**** RECORD EXTRACTS ****

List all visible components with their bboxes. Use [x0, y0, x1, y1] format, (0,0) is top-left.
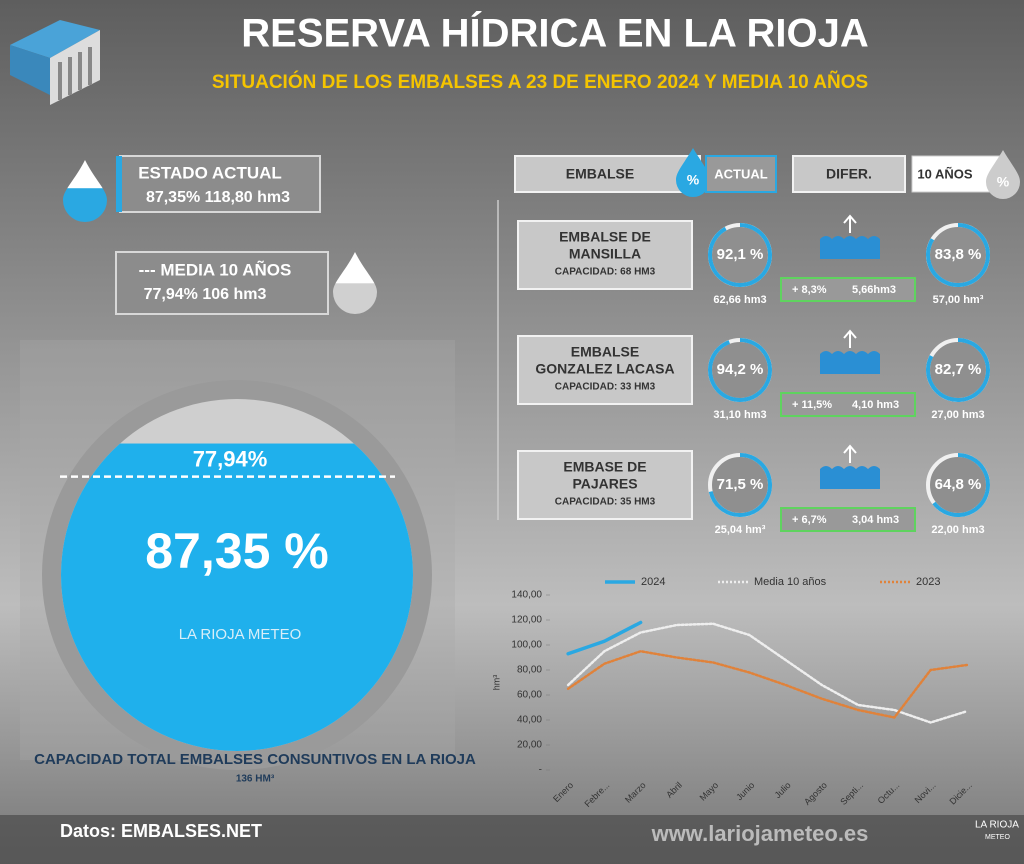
website: www.lariojameteo.es [651, 821, 869, 846]
difference-box [780, 507, 916, 532]
current-label: ESTADO ACTUAL [138, 163, 282, 182]
difference-percent: + 6,7% [792, 514, 827, 526]
series-line [566, 622, 969, 724]
y-axis-label: hm³ [491, 675, 501, 691]
small-gauge-arc [926, 223, 990, 287]
small-gauge-arc [926, 338, 990, 402]
header-ten-years-label: 10 AÑOS [917, 166, 972, 181]
header-reservoir [514, 155, 701, 193]
ten-years-hm3: 22,00 hm3 [931, 524, 984, 536]
actual-hm3: 31,10 hm3 [713, 409, 766, 421]
legend-label: 2023 [916, 576, 940, 588]
small-gauge-arc [708, 223, 772, 287]
up-arrow-head [843, 329, 857, 339]
header-actual [705, 155, 777, 193]
reservoir-box [517, 220, 693, 290]
average-box [115, 251, 329, 315]
header-reservoir-label: EMBALSE [566, 166, 634, 182]
small-gauge-label: 64,8 % [935, 476, 982, 493]
reservoir-capacity: CAPACIDAD: 33 HM3 [555, 382, 656, 393]
current-box [119, 155, 321, 213]
y-tick-label: 120,00 [511, 615, 542, 626]
title: RESERVA HÍDRICA EN LA RIOJA [241, 11, 868, 56]
difference-box [780, 392, 916, 417]
difference-hm3: 4,10 hm3 [852, 399, 899, 411]
y-tick-label: - [539, 765, 542, 776]
y-tick-label: 140,00 [511, 590, 542, 601]
source: Datos: EMBALSES.NET [60, 821, 262, 841]
header-actual-label: ACTUAL [714, 166, 767, 181]
series-line [566, 620, 643, 656]
legend-label: 2024 [641, 576, 665, 588]
legend-label: Media 10 años [754, 576, 827, 588]
water-icon [820, 466, 880, 489]
series-line [566, 650, 969, 719]
percent-icon: % [687, 172, 700, 188]
current-value: 87,35% 118,80 hm3 [146, 189, 290, 206]
reservoir-box [517, 450, 693, 520]
gauge-label: 87,35 % [145, 523, 328, 579]
ten-years-icon: % [997, 174, 1010, 190]
reservoir-name: MANSILLA [569, 246, 641, 262]
small-gauge-arc [708, 453, 772, 517]
small-gauge-label: 92,1 % [717, 246, 764, 263]
reservoir-box [517, 335, 693, 405]
small-gauge-label: 94,2 % [717, 361, 764, 378]
y-tick-label: 40,00 [517, 715, 542, 726]
difference-percent: + 8,3% [792, 284, 827, 296]
average-mark-label: 77,94% [193, 446, 268, 471]
ten-years-drop [986, 150, 1020, 199]
water-icon [820, 351, 880, 374]
ten-years-hm3: 27,00 hm3 [931, 409, 984, 421]
reservoir-name: EMBALSE DE [559, 229, 651, 245]
reservoir-name: GONZALEZ LACASA [535, 361, 674, 377]
difference-hm3: 5,66hm3 [852, 284, 896, 296]
average-value: 77,94% 106 hm3 [144, 286, 267, 303]
drop-icon [63, 160, 107, 222]
reservoir-name: PAJARES [572, 476, 637, 492]
actual-hm3: 62,66 hm3 [713, 294, 766, 306]
small-gauge-arc [932, 453, 990, 517]
ten-years-hm3: 57,00 hm³ [933, 294, 984, 306]
difference-hm3: 3,04 hm3 [852, 514, 899, 526]
y-tick-label: 60,00 [517, 690, 542, 701]
average-label: --- MEDIA 10 AÑOS [139, 259, 292, 279]
reservoir-name: EMBASE DE [563, 459, 646, 475]
header-difference [792, 155, 906, 193]
difference-box [780, 277, 916, 302]
logo-line-2: METEO [985, 834, 1010, 841]
caption-capacity: 136 HM³ [236, 774, 275, 785]
dam-icon [10, 20, 100, 105]
drop-icon-gray [333, 252, 377, 314]
y-tick-label: 80,00 [517, 665, 542, 676]
percent-drop [676, 148, 710, 197]
up-arrow-head [843, 444, 857, 454]
caption-title: CAPACIDAD TOTAL EMBALSES CONSUNTIVOS EN … [34, 751, 476, 768]
header-ten-years [911, 155, 1001, 193]
small-gauge-label: 71,5 % [717, 476, 764, 493]
actual-hm3: 25,04 hm³ [715, 524, 766, 536]
gauge-fill [61, 443, 413, 751]
y-tick-label: 100,00 [511, 640, 542, 651]
reservoir-capacity: CAPACIDAD: 68 HM3 [555, 267, 656, 278]
water-icon [820, 236, 880, 259]
logo-line-1: LA RIOJA [975, 820, 1019, 831]
reservoir-name: EMBALSE [571, 344, 639, 360]
watermark: LA RIOJA METEO [179, 626, 302, 643]
header-difference-label: DIFER. [826, 166, 872, 182]
current-accent [116, 156, 122, 212]
small-gauge-label: 82,7 % [935, 361, 982, 378]
footer-band [0, 815, 1024, 864]
y-tick-label: 20,00 [517, 740, 542, 751]
up-arrow-head [843, 214, 857, 224]
small-gauge-arc [708, 338, 772, 402]
small-gauge-label: 83,8 % [935, 246, 982, 263]
subtitle: SITUACIÓN DE LOS EMBALSES A 23 DE ENERO … [212, 71, 868, 93]
reservoir-capacity: CAPACIDAD: 35 HM3 [555, 497, 656, 508]
difference-percent: + 11,5% [792, 399, 832, 411]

****

GIVEN TASK:
Copy every line of the records above without changes, leaving out the pictures.

THE REPLY:
List all visible components with their bboxes. Use [x0, y0, x1, y1] format, (0,0) is top-left.
website: www.lariojameteo.es [651, 821, 869, 846]
difference-box [780, 507, 916, 532]
current-label: ESTADO ACTUAL [138, 163, 282, 182]
difference-percent: + 6,7% [792, 514, 827, 526]
series-line [566, 622, 969, 724]
y-axis-label: hm³ [491, 675, 501, 691]
small-gauge-arc [926, 223, 990, 287]
small-gauge-arc [926, 338, 990, 402]
header-ten-years-label: 10 AÑOS [917, 166, 972, 181]
header-reservoir [514, 155, 701, 193]
ten-years-hm3: 22,00 hm3 [931, 524, 984, 536]
actual-hm3: 31,10 hm3 [713, 409, 766, 421]
legend-label: 2023 [916, 576, 940, 588]
small-gauge-arc [708, 223, 772, 287]
up-arrow-head [843, 329, 857, 339]
header-actual [705, 155, 777, 193]
reservoir-box [517, 220, 693, 290]
average-box [115, 251, 329, 315]
header-reservoir-label: EMBALSE [566, 166, 634, 182]
small-gauge-label: 64,8 % [935, 476, 982, 493]
reservoir-capacity: CAPACIDAD: 33 HM3 [555, 382, 656, 393]
current-box [119, 155, 321, 213]
y-tick-label: 120,00 [511, 615, 542, 626]
title: RESERVA HÍDRICA EN LA RIOJA [241, 11, 868, 56]
difference-box [780, 392, 916, 417]
difference-hm3: 4,10 hm3 [852, 399, 899, 411]
y-tick-label: - [539, 765, 542, 776]
y-tick-label: 140,00 [511, 590, 542, 601]
source: Datos: EMBALSES.NET [60, 821, 262, 841]
header-actual-label: ACTUAL [714, 166, 767, 181]
series-line [566, 620, 643, 656]
legend-label: 2024 [641, 576, 665, 588]
legend-label: Media 10 años [754, 576, 827, 588]
water-icon [820, 466, 880, 489]
series-line [566, 650, 969, 719]
percent-icon: % [687, 172, 700, 188]
current-value: 87,35% 118,80 hm3 [146, 189, 290, 206]
reservoir-box [517, 450, 693, 520]
gauge-label: 87,35 % [145, 523, 328, 579]
ten-years-icon: % [997, 174, 1010, 190]
reservoir-name: MANSILLA [569, 246, 641, 262]
small-gauge-arc [708, 453, 772, 517]
small-gauge-label: 92,1 % [717, 246, 764, 263]
reservoir-box [517, 335, 693, 405]
small-gauge-label: 94,2 % [717, 361, 764, 378]
y-tick-label: 40,00 [517, 715, 542, 726]
difference-percent: + 8,3% [792, 284, 827, 296]
average-mark-label: 77,94% [193, 446, 268, 471]
ten-years-drop [986, 150, 1020, 199]
water-icon [820, 351, 880, 374]
ten-years-hm3: 27,00 hm3 [931, 409, 984, 421]
reservoir-name: EMBALSE DE [559, 229, 651, 245]
reservoir-name: GONZALEZ LACASA [535, 361, 674, 377]
difference-hm3: 5,66hm3 [852, 284, 896, 296]
average-value: 77,94% 106 hm3 [144, 286, 267, 303]
drop-icon [63, 160, 107, 222]
reservoir-name: PAJARES [572, 476, 637, 492]
actual-hm3: 62,66 hm3 [713, 294, 766, 306]
small-gauge-arc [932, 453, 990, 517]
ten-years-hm3: 57,00 hm³ [933, 294, 984, 306]
difference-hm3: 3,04 hm3 [852, 514, 899, 526]
y-tick-label: 60,00 [517, 690, 542, 701]
average-label: --- MEDIA 10 AÑOS [139, 259, 292, 279]
reservoir-name: EMBASE DE [563, 459, 646, 475]
header-difference [792, 155, 906, 193]
difference-box [780, 277, 916, 302]
logo-line-2: METEO [985, 834, 1010, 841]
caption-capacity: 136 HM³ [236, 774, 275, 785]
dam-icon [10, 20, 100, 105]
drop-icon-gray [333, 252, 377, 314]
y-tick-label: 80,00 [517, 665, 542, 676]
percent-drop [676, 148, 710, 197]
up-arrow-head [843, 444, 857, 454]
caption-title: CAPACIDAD TOTAL EMBALSES CONSUNTIVOS EN … [34, 751, 476, 768]
header-ten-years [911, 155, 1001, 193]
small-gauge-label: 71,5 % [717, 476, 764, 493]
actual-hm3: 25,04 hm³ [715, 524, 766, 536]
gauge-fill [61, 443, 413, 751]
y-tick-label: 100,00 [511, 640, 542, 651]
reservoir-capacity: CAPACIDAD: 68 HM3 [555, 267, 656, 278]
water-icon [820, 236, 880, 259]
logo-line-1: LA RIOJA [975, 820, 1019, 831]
reservoir-name: EMBALSE [571, 344, 639, 360]
watermark: LA RIOJA METEO [179, 626, 302, 643]
header-difference-label: DIFER. [826, 166, 872, 182]
current-accent [116, 156, 122, 212]
small-gauge-label: 82,7 % [935, 361, 982, 378]
footer-band [0, 815, 1024, 864]
y-tick-label: 20,00 [517, 740, 542, 751]
up-arrow-head [843, 214, 857, 224]
small-gauge-arc [708, 338, 772, 402]
small-gauge-label: 83,8 % [935, 246, 982, 263]
subtitle: SITUACIÓN DE LOS EMBALSES A 23 DE ENERO … [212, 71, 868, 93]
reservoir-capacity: CAPACIDAD: 35 HM3 [555, 497, 656, 508]
difference-percent: + 11,5% [792, 399, 832, 411]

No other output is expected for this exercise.